**Written instruction**.
Return every record exactly as written.

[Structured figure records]
#####

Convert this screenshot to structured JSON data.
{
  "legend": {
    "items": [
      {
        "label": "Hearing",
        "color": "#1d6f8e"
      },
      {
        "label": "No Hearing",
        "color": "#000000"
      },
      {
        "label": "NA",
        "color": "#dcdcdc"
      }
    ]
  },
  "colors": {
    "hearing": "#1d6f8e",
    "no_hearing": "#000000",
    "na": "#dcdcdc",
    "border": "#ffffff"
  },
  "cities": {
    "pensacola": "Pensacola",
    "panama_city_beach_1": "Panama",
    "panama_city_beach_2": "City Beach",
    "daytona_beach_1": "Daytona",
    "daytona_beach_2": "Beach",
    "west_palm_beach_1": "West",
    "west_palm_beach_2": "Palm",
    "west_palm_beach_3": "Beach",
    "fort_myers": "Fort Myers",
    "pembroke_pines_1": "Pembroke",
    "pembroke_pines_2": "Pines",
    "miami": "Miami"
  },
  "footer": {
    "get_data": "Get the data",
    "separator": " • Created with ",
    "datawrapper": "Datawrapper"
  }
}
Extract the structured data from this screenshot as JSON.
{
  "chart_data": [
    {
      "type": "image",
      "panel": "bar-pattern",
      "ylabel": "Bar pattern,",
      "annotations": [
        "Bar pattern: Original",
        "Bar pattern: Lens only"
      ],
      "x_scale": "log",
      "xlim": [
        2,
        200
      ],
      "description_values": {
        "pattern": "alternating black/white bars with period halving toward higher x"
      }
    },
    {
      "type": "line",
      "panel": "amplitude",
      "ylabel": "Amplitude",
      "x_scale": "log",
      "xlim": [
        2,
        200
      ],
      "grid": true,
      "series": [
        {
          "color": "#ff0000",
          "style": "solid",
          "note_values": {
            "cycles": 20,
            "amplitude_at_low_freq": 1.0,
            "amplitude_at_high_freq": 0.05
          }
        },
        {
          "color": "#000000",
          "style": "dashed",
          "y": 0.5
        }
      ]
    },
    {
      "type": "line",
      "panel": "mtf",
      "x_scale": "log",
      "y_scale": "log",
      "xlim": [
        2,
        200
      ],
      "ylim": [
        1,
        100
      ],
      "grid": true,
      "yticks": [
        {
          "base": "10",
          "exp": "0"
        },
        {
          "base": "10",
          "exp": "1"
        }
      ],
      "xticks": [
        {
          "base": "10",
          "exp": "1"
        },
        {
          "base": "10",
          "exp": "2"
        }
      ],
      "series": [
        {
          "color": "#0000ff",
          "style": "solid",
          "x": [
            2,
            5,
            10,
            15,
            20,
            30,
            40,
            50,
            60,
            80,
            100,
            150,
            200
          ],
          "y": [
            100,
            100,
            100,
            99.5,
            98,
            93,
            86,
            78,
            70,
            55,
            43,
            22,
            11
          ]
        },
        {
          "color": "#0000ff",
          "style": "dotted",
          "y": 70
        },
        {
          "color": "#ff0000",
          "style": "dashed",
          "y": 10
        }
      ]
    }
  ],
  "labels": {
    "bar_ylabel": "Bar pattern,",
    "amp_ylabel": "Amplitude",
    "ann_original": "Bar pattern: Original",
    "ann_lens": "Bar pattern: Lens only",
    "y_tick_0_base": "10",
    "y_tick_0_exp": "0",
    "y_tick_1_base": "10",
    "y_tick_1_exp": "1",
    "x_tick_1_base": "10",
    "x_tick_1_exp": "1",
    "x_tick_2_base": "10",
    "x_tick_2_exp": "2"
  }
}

#####

**Complete response**.
Convert this screenshot to structured JSON data.
{
  "legend": {
    "items": [
      {
        "label": "Hearing",
        "color": "#1d6f8e"
      },
      {
        "label": "No Hearing",
        "color": "#000000"
      },
      {
        "label": "NA",
        "color": "#dcdcdc"
      }
    ]
  },
  "colors": {
    "hearing": "#1d6f8e",
    "no_hearing": "#000000",
    "na": "#dcdcdc",
    "border": "#ffffff"
  },
  "cities": {
    "pensacola": "Pensacola",
    "panama_city_beach_1": "Panama",
    "panama_city_beach_2": "City Beach",
    "daytona_beach_1": "Daytona",
    "daytona_beach_2": "Beach",
    "west_palm_beach_1": "West",
    "west_palm_beach_2": "Palm",
    "west_palm_beach_3": "Beach",
    "fort_myers": "Fort Myers",
    "pembroke_pines_1": "Pembroke",
    "pembroke_pines_2": "Pines",
    "miami": "Miami"
  },
  "footer": {
    "get_data": "Get the data",
    "separator": " • Created with ",
    "datawrapper": "Datawrapper"
  }
}
Extract the structured data from this screenshot as JSON.
{
  "chart_data": [
    {
      "type": "image",
      "panel": "bar-pattern",
      "ylabel": "Bar pattern,",
      "annotations": [
        "Bar pattern: Original",
        "Bar pattern: Lens only"
      ],
      "x_scale": "log",
      "xlim": [
        2,
        200
      ],
      "description_values": {
        "pattern": "alternating black/white bars with period halving toward higher x"
      }
    },
    {
      "type": "line",
      "panel": "amplitude",
      "ylabel": "Amplitude",
      "x_scale": "log",
      "xlim": [
        2,
        200
      ],
      "grid": true,
      "series": [
        {
          "color": "#ff0000",
          "style": "solid",
          "note_values": {
            "cycles": 20,
            "amplitude_at_low_freq": 1.0,
            "amplitude_at_high_freq": 0.05
          }
        },
        {
          "color": "#000000",
          "style": "dashed",
          "y": 0.5
        }
      ]
    },
    {
      "type": "line",
      "panel": "mtf",
      "x_scale": "log",
      "y_scale": "log",
      "xlim": [
        2,
        200
      ],
      "ylim": [
        1,
        100
      ],
      "grid": true,
      "yticks": [
        {
          "base": "10",
          "exp": "0"
        },
        {
          "base": "10",
          "exp": "1"
        }
      ],
      "xticks": [
        {
          "base": "10",
          "exp": "1"
        },
        {
          "base": "10",
          "exp": "2"
        }
      ],
      "series": [
        {
          "color": "#0000ff",
          "style": "solid",
          "x": [
            2,
            5,
            10,
            15,
            20,
            30,
            40,
            50,
            60,
            80,
            100,
            150,
            200
          ],
          "y": [
            100,
            100,
            100,
            99.5,
            98,
            93,
            86,
            78,
            70,
            55,
            43,
            22,
            11
          ]
        },
        {
          "color": "#0000ff",
          "style": "dotted",
          "y": 70
        },
        {
          "color": "#ff0000",
          "style": "dashed",
          "y": 10
        }
      ]
    }
  ],
  "labels": {
    "bar_ylabel": "Bar pattern,",
    "amp_ylabel": "Amplitude",
    "ann_original": "Bar pattern: Original",
    "ann_lens": "Bar pattern: Lens only",
    "y_tick_0_base": "10",
    "y_tick_0_exp": "0",
    "y_tick_1_base": "10",
    "y_tick_1_exp": "1",
    "x_tick_1_base": "10",
    "x_tick_1_exp": "1",
    "x_tick_2_base": "10",
    "x_tick_2_exp": "2"
  }
}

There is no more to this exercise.